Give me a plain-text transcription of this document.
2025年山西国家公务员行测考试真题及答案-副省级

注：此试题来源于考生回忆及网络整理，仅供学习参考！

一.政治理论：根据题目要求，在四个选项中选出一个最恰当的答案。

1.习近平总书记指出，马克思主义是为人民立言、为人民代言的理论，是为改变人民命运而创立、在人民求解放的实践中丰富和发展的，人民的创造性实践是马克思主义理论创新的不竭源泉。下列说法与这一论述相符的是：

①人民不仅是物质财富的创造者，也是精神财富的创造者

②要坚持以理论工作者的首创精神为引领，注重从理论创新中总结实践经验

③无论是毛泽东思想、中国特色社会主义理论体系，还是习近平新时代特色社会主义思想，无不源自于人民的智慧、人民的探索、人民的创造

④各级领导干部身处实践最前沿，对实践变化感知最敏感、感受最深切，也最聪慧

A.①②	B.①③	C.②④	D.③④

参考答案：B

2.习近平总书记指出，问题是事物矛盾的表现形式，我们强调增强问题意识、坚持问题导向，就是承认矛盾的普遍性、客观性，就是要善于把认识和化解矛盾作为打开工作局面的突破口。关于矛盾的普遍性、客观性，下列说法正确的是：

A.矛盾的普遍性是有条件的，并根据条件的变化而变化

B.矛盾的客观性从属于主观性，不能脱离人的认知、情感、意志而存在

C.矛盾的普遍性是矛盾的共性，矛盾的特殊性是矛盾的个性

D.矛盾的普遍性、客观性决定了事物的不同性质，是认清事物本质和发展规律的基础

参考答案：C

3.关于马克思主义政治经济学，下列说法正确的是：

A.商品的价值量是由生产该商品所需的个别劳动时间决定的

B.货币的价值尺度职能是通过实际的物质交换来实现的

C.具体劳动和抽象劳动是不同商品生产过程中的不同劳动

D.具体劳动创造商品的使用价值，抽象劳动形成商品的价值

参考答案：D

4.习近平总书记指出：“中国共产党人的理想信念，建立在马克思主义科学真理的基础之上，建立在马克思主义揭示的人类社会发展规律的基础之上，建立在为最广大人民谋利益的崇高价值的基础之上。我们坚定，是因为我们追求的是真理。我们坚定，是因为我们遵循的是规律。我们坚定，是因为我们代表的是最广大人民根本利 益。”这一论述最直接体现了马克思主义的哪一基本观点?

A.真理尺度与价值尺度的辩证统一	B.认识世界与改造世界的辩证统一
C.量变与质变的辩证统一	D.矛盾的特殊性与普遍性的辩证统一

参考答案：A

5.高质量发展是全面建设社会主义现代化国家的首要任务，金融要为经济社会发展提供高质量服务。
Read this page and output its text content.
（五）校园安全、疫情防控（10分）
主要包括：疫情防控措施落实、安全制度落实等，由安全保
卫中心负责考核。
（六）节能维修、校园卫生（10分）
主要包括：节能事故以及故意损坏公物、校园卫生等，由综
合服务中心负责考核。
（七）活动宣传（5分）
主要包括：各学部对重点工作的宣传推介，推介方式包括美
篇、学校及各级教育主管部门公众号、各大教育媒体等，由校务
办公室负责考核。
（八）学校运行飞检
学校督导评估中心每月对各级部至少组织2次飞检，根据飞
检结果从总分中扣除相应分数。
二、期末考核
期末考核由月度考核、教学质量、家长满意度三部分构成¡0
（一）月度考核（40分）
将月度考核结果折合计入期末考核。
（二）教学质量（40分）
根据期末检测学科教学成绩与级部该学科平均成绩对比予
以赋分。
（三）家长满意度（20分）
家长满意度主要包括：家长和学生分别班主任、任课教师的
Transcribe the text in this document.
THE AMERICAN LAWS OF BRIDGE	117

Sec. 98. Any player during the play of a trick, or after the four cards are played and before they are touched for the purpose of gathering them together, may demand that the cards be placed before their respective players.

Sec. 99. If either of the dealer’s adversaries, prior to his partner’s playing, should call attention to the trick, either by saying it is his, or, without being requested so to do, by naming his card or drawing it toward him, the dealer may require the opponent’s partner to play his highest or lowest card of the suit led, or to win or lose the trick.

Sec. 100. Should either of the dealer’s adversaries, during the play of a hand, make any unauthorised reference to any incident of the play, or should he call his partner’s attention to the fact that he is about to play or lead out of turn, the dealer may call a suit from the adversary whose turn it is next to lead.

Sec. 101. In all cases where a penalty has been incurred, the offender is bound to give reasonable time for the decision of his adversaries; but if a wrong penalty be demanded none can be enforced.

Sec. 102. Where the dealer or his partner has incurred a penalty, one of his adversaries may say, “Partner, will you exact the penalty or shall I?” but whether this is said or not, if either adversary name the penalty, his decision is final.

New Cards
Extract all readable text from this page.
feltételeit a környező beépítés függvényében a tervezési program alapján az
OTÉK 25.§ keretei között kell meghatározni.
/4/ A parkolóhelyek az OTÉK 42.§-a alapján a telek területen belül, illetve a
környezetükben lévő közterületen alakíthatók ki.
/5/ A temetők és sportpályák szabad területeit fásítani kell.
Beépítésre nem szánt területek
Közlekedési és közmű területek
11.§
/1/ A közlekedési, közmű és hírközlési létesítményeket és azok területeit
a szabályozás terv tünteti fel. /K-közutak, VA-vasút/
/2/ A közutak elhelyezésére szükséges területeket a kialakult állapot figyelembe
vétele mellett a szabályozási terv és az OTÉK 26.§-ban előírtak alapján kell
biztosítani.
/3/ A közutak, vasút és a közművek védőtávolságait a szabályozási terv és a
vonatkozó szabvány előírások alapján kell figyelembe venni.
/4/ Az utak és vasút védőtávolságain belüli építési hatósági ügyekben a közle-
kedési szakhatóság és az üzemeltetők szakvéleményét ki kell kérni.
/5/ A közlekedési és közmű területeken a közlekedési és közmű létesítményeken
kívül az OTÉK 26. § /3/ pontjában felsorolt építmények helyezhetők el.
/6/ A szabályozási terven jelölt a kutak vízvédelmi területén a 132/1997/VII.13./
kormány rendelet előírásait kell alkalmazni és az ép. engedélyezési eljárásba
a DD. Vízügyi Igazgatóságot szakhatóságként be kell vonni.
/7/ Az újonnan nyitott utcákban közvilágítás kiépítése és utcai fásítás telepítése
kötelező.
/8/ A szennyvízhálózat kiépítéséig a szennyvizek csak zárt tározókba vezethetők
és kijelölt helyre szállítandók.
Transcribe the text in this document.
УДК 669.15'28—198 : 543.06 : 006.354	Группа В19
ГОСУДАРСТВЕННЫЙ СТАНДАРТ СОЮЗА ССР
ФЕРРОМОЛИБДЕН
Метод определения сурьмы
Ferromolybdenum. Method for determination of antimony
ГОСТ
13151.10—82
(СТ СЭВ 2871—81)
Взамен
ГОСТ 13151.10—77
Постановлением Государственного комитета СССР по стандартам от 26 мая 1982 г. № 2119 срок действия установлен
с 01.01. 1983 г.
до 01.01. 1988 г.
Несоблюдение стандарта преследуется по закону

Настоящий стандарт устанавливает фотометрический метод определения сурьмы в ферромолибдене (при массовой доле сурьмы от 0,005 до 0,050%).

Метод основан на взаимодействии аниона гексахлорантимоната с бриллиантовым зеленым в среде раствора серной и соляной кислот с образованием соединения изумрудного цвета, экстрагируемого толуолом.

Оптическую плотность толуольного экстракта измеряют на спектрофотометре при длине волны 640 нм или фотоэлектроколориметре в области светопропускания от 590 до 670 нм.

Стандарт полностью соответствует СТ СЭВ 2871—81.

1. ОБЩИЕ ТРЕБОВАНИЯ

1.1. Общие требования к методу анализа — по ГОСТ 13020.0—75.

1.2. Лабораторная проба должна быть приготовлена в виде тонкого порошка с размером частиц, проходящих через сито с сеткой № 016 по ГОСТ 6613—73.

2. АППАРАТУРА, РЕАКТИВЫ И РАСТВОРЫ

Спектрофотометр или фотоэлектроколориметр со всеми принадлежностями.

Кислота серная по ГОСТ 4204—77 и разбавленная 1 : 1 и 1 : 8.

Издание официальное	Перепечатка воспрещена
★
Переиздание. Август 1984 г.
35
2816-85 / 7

-=-=-=-=-

BRIEF: Work out how many lines of the material above contain the word "should", then give only that figure.

ANSWER TO THIS EXERCISE: 2